(Stored data)
Start
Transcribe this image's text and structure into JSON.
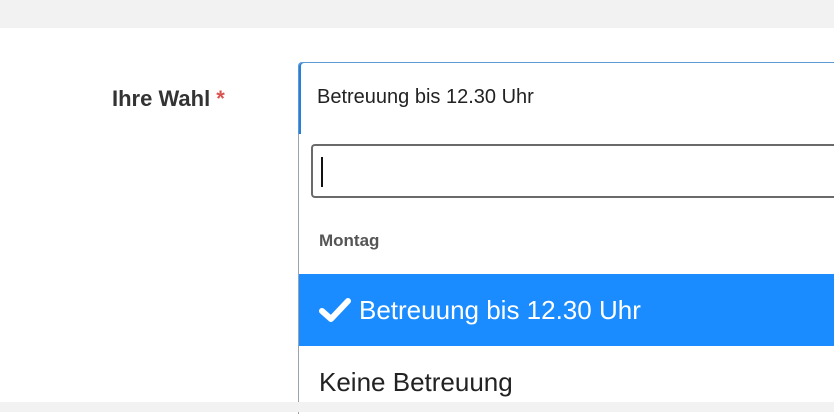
{
  "form": {
    "label": "Ihre Wahl",
    "required_marker": "*"
  },
  "select": {
    "selected_value": "Betreuung bis 12.30 Uhr",
    "search": {
      "value": "",
      "placeholder": ""
    },
    "group_label": "Montag",
    "options": [
      {
        "label": "Betreuung bis 12.30 Uhr",
        "selected": true,
        "icon": "check-icon"
      },
      {
        "label": "Keine Betreuung",
        "selected": false
      }
    ]
  },
  "colors": {
    "highlight": "#1a8cff",
    "required": "#d9534f",
    "focus_border": "#5b9bd5"
  }
}
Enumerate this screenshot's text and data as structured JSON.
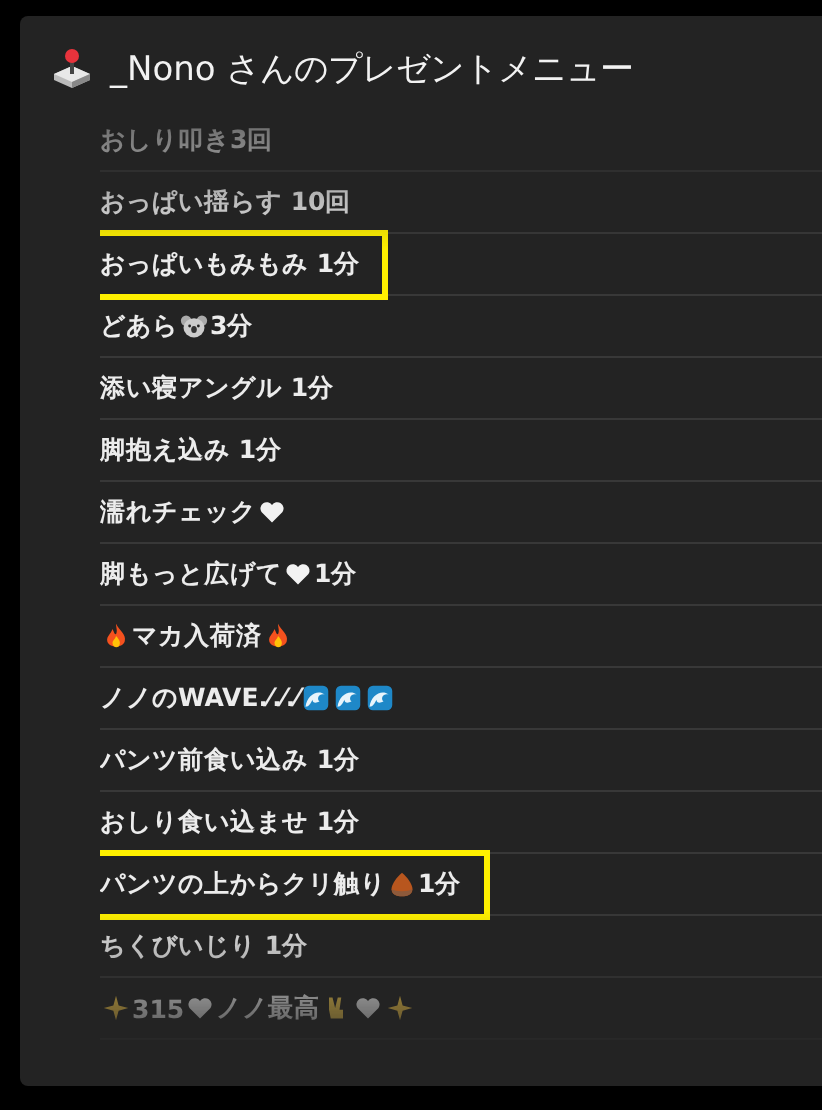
{
  "window": {
    "title": "_Nono さんのプレゼントメニュー"
  },
  "items": [
    {
      "parts": [
        {
          "kind": "text",
          "text": "おしり叩き3回"
        }
      ],
      "highlighted": false
    },
    {
      "parts": [
        {
          "kind": "text",
          "text": "おっぱい揺らす 10回"
        }
      ],
      "highlighted": false
    },
    {
      "parts": [
        {
          "kind": "text",
          "text": "おっぱいもみもみ 1分"
        }
      ],
      "highlighted": true
    },
    {
      "parts": [
        {
          "kind": "text",
          "text": "どあら"
        },
        {
          "kind": "koala"
        },
        {
          "kind": "text",
          "text": "3分"
        }
      ],
      "highlighted": false
    },
    {
      "parts": [
        {
          "kind": "text",
          "text": "添い寝アングル 1分"
        }
      ],
      "highlighted": false
    },
    {
      "parts": [
        {
          "kind": "text",
          "text": "脚抱え込み 1分"
        }
      ],
      "highlighted": false
    },
    {
      "parts": [
        {
          "kind": "text",
          "text": "濡れチェック"
        },
        {
          "kind": "heart"
        }
      ],
      "highlighted": false
    },
    {
      "parts": [
        {
          "kind": "text",
          "text": "脚もっと広げて"
        },
        {
          "kind": "heart"
        },
        {
          "kind": "text",
          "text": " 1分"
        }
      ],
      "highlighted": false
    },
    {
      "parts": [
        {
          "kind": "fire"
        },
        {
          "kind": "text",
          "text": "マカ入荷済"
        },
        {
          "kind": "fire"
        }
      ],
      "highlighted": false
    },
    {
      "parts": [
        {
          "kind": "text",
          "text": "ノノのWAVE.⁄.⁄.⁄"
        },
        {
          "kind": "wave"
        },
        {
          "kind": "wave"
        },
        {
          "kind": "wave"
        }
      ],
      "highlighted": false
    },
    {
      "parts": [
        {
          "kind": "text",
          "text": "パンツ前食い込み 1分"
        }
      ],
      "highlighted": false
    },
    {
      "parts": [
        {
          "kind": "text",
          "text": "おしり食い込ませ 1分"
        }
      ],
      "highlighted": false
    },
    {
      "parts": [
        {
          "kind": "text",
          "text": "パンツの上からクリ触り"
        },
        {
          "kind": "chestnut"
        },
        {
          "kind": "text",
          "text": "1分"
        }
      ],
      "highlighted": true
    },
    {
      "parts": [
        {
          "kind": "text",
          "text": "ちくびいじり 1分"
        }
      ],
      "highlighted": false
    },
    {
      "parts": [
        {
          "kind": "sparkle"
        },
        {
          "kind": "text",
          "text": "315"
        },
        {
          "kind": "heart"
        },
        {
          "kind": "text",
          "text": "ノノ最高"
        },
        {
          "kind": "peace"
        },
        {
          "kind": "heart"
        },
        {
          "kind": "sparkle"
        }
      ],
      "highlighted": false
    }
  ]
}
End
## Exercise objective:
Print the complete listing exactly as it stands, without its pictures.

## Expected output:
Transcribe this image's text and structure into JSON.
{
  "form": {
    "label": "Ihre Wahl",
    "required_marker": "*"
  },
  "select": {
    "selected_value": "Betreuung bis 12.30 Uhr",
    "search": {
      "value": "",
      "placeholder": ""
    },
    "group_label": "Montag",
    "options": [
      {
        "label": "Betreuung bis 12.30 Uhr",
        "selected": true,
        "icon": "check-icon"
      },
      {
        "label": "Keine Betreuung",
        "selected": false
      }
    ]
  },
  "colors": {
    "highlight": "#1a8cff",
    "required": "#d9534f",
    "focus_border": "#5b9bd5"
  }
}
Enumerate this screenshot's text and data as structured JSON.
{
  "window": {
    "title": "_Nono さんのプレゼントメニュー"
  },
  "items": [
    {
      "parts": [
        {
          "kind": "text",
          "text": "おしり叩き3回"
        }
      ],
      "highlighted": false
    },
    {
      "parts": [
        {
          "kind": "text",
          "text": "おっぱい揺らす 10回"
        }
      ],
      "highlighted": false
    },
    {
      "parts": [
        {
          "kind": "text",
          "text": "おっぱいもみもみ 1分"
        }
      ],
      "highlighted": true
    },
    {
      "parts": [
        {
          "kind": "text",
          "text": "どあら"
        },
        {
          "kind": "koala"
        },
        {
          "kind": "text",
          "text": "3分"
        }
      ],
      "highlighted": false
    },
    {
      "parts": [
        {
          "kind": "text",
          "text": "添い寝アングル 1分"
        }
      ],
      "highlighted": false
    },
    {
      "parts": [
        {
          "kind": "text",
          "text": "脚抱え込み 1分"
        }
      ],
      "highlighted": false
    },
    {
      "parts": [
        {
          "kind": "text",
          "text": "濡れチェック"
        },
        {
          "kind": "heart"
        }
      ],
      "highlighted": false
    },
    {
      "parts": [
        {
          "kind": "text",
          "text": "脚もっと広げて"
        },
        {
          "kind": "heart"
        },
        {
          "kind": "text",
          "text": " 1分"
        }
      ],
      "highlighted": false
    },
    {
      "parts": [
        {
          "kind": "fire"
        },
        {
          "kind": "text",
          "text": "マカ入荷済"
        },
        {
          "kind": "fire"
        }
      ],
      "highlighted": false
    },
    {
      "parts": [
        {
          "kind": "text",
          "text": "ノノのWAVE.⁄.⁄.⁄"
        },
        {
          "kind": "wave"
        },
        {
          "kind": "wave"
        },
        {
          "kind": "wave"
        }
      ],
      "highlighted": false
    },
    {
      "parts": [
        {
          "kind": "text",
          "text": "パンツ前食い込み 1分"
        }
      ],
      "highlighted": false
    },
    {
      "parts": [
        {
          "kind": "text",
          "text": "おしり食い込ませ 1分"
        }
      ],
      "highlighted": false
    },
    {
      "parts": [
        {
          "kind": "text",
          "text": "パンツの上からクリ触り"
        },
        {
          "kind": "chestnut"
        },
        {
          "kind": "text",
          "text": "1分"
        }
      ],
      "highlighted": true
    },
    {
      "parts": [
        {
          "kind": "text",
          "text": "ちくびいじり 1分"
        }
      ],
      "highlighted": false
    },
    {
      "parts": [
        {
          "kind": "sparkle"
        },
        {
          "kind": "text",
          "text": "315"
        },
        {
          "kind": "heart"
        },
        {
          "kind": "text",
          "text": "ノノ最高"
        },
        {
          "kind": "peace"
        },
        {
          "kind": "heart"
        },
        {
          "kind": "sparkle"
        }
      ],
      "highlighted": false
    }
  ]
}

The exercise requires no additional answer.